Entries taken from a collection

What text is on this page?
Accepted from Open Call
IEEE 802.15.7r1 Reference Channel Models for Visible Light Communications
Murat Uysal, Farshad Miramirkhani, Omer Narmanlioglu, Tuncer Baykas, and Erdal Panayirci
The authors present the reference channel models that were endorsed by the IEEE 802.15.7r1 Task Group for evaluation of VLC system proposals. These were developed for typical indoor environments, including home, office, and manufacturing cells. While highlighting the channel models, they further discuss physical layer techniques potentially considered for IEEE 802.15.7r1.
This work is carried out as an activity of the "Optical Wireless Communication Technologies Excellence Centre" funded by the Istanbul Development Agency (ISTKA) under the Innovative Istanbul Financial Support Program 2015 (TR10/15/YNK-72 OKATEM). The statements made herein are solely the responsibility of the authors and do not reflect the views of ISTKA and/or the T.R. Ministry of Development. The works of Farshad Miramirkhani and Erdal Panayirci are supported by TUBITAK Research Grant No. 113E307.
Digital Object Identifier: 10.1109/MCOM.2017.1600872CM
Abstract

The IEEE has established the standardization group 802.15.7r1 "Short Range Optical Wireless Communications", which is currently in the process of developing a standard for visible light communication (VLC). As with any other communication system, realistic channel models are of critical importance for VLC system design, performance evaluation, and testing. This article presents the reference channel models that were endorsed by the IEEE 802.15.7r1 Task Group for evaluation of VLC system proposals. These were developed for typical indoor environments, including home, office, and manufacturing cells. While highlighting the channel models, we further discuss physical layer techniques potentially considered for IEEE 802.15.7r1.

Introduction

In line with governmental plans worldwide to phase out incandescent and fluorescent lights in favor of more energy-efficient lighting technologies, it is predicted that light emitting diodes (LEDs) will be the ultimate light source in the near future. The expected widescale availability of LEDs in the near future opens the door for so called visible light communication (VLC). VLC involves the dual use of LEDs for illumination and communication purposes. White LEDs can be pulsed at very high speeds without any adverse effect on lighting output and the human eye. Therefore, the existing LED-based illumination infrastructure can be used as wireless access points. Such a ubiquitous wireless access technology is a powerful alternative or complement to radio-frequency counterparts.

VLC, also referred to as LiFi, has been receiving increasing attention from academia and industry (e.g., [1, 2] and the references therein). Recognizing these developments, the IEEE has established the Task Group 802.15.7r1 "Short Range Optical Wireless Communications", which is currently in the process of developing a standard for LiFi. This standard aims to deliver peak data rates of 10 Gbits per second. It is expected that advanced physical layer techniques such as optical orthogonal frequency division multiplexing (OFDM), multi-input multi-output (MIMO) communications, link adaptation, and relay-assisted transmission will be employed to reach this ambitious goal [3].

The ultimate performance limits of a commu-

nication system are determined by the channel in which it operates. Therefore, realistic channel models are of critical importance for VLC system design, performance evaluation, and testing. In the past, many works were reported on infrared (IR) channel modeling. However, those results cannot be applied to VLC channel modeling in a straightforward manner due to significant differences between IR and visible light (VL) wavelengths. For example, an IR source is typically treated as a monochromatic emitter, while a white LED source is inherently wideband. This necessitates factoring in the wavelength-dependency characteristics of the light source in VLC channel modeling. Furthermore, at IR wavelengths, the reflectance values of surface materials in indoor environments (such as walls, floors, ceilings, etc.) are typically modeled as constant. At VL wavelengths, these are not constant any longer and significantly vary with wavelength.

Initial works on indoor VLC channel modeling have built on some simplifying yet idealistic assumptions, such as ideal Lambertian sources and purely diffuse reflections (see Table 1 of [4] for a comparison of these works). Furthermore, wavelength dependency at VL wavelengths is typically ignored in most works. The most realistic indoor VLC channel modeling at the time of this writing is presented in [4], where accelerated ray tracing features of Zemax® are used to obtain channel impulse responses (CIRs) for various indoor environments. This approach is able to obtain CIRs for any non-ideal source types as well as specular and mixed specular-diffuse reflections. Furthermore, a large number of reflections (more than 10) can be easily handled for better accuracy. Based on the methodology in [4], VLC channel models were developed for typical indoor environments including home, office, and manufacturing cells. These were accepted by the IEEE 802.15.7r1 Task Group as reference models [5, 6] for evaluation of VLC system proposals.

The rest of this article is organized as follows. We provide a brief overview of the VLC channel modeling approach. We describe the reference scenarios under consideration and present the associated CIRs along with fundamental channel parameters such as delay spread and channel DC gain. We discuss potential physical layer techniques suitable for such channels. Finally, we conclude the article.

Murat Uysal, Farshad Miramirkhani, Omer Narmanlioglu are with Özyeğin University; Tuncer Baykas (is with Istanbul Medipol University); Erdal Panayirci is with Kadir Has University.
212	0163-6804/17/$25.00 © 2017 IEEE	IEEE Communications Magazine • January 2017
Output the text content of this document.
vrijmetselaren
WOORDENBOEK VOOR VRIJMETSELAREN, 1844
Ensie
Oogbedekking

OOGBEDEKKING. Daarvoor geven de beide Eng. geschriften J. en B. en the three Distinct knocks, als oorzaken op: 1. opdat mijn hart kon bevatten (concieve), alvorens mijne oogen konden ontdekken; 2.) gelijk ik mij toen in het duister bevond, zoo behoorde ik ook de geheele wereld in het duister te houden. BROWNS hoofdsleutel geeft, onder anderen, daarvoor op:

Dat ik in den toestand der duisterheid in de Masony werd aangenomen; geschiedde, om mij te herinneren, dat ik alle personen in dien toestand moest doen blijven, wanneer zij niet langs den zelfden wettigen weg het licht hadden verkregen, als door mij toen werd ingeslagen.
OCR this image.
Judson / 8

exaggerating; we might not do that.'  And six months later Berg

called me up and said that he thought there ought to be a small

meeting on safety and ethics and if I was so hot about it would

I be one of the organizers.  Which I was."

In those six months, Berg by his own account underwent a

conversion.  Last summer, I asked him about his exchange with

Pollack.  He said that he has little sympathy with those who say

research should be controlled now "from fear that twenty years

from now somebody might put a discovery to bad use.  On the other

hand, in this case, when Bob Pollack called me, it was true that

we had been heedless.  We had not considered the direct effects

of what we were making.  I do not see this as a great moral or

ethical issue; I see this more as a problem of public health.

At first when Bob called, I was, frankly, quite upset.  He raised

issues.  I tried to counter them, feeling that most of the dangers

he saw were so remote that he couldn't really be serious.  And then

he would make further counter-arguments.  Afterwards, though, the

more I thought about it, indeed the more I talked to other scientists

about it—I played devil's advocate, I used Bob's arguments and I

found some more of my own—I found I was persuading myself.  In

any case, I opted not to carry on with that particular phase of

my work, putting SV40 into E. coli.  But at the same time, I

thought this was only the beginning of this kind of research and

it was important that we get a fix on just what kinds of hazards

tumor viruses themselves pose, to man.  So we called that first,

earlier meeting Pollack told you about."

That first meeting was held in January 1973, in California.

> _What you will do_
Your answer should consist of the lines above that hold the word "meeting", copied exactly.

> _Response to the task_
meeting on safety and ethics and if I was so hot about it would
earlier meeting Pollack told you about."
That first meeting was held in January 1973, in California.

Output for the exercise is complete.